Given information ▸
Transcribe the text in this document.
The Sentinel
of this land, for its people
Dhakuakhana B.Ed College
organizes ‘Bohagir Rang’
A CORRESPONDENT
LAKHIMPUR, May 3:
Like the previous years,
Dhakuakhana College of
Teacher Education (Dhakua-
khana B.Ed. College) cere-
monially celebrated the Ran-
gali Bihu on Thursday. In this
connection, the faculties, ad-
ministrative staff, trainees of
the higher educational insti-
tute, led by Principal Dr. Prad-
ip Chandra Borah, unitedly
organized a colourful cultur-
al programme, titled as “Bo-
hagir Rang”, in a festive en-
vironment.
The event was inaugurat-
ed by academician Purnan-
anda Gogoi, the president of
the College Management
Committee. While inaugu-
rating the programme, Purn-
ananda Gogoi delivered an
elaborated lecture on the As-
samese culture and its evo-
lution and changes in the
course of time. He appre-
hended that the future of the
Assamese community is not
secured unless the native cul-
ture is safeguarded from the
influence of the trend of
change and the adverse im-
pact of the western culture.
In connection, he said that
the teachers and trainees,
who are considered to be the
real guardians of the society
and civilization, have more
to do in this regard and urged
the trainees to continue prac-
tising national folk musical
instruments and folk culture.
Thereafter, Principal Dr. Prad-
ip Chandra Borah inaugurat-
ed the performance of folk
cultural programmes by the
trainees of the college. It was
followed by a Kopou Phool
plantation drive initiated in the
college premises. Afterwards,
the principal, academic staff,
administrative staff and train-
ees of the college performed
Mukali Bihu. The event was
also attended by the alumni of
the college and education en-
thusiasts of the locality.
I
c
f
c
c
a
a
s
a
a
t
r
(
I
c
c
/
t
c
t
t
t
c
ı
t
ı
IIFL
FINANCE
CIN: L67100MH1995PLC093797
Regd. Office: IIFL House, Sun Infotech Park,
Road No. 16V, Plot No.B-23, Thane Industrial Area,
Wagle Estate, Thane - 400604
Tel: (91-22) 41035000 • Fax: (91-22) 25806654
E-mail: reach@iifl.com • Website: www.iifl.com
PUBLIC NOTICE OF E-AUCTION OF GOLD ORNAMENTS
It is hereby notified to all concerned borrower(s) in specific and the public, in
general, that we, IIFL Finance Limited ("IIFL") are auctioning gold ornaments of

Exercise goal ▸
Retype the records above exactly.

Correct answer ▸
Transcribe the text in this document.
The Sentinel
of this land, for its people
Dhakuakhana B.Ed College
organizes ‘Bohagir Rang’
A CORRESPONDENT
LAKHIMPUR, May 3:
Like the previous years,
Dhakuakhana College of
Teacher Education (Dhakua-
khana B.Ed. College) cere-
monially celebrated the Ran-
gali Bihu on Thursday. In this
connection, the faculties, ad-
ministrative staff, trainees of
the higher educational insti-
tute, led by Principal Dr. Prad-
ip Chandra Borah, unitedly
organized a colourful cultur-
al programme, titled as “Bo-
hagir Rang”, in a festive en-
vironment.
The event was inaugurat-
ed by academician Purnan-
anda Gogoi, the president of
the College Management
Committee. While inaugu-
rating the programme, Purn-
ananda Gogoi delivered an
elaborated lecture on the As-
samese culture and its evo-
lution and changes in the
course of time. He appre-
hended that the future of the
Assamese community is not
secured unless the native cul-
ture is safeguarded from the
influence of the trend of
change and the adverse im-
pact of the western culture.
In connection, he said that
the teachers and trainees,
who are considered to be the
real guardians of the society
and civilization, have more
to do in this regard and urged
the trainees to continue prac-
tising national folk musical
instruments and folk culture.
Thereafter, Principal Dr. Prad-
ip Chandra Borah inaugurat-
ed the performance of folk
cultural programmes by the
trainees of the college. It was
followed by a Kopou Phool
plantation drive initiated in the
college premises. Afterwards,
the principal, academic staff,
administrative staff and train-
ees of the college performed
Mukali Bihu. The event was
also attended by the alumni of
the college and education en-
thusiasts of the locality.
I
c
f
c
c
a
a
s
a
a
t
r
(
I
c
c
/
t
c
t
t
t
c
ı
t
ı
IIFL
FINANCE
CIN: L67100MH1995PLC093797
Regd. Office: IIFL House, Sun Infotech Park,
Road No. 16V, Plot No.B-23, Thane Industrial Area,
Wagle Estate, Thane - 400604
Tel: (91-22) 41035000 • Fax: (91-22) 25806654
E-mail: reach@iifl.com • Website: www.iifl.com
PUBLIC NOTICE OF E-AUCTION OF GOLD ORNAMENTS
It is hereby notified to all concerned borrower(s) in specific and the public, in
general, that we, IIFL Finance Limited ("IIFL") are auctioning gold ornaments of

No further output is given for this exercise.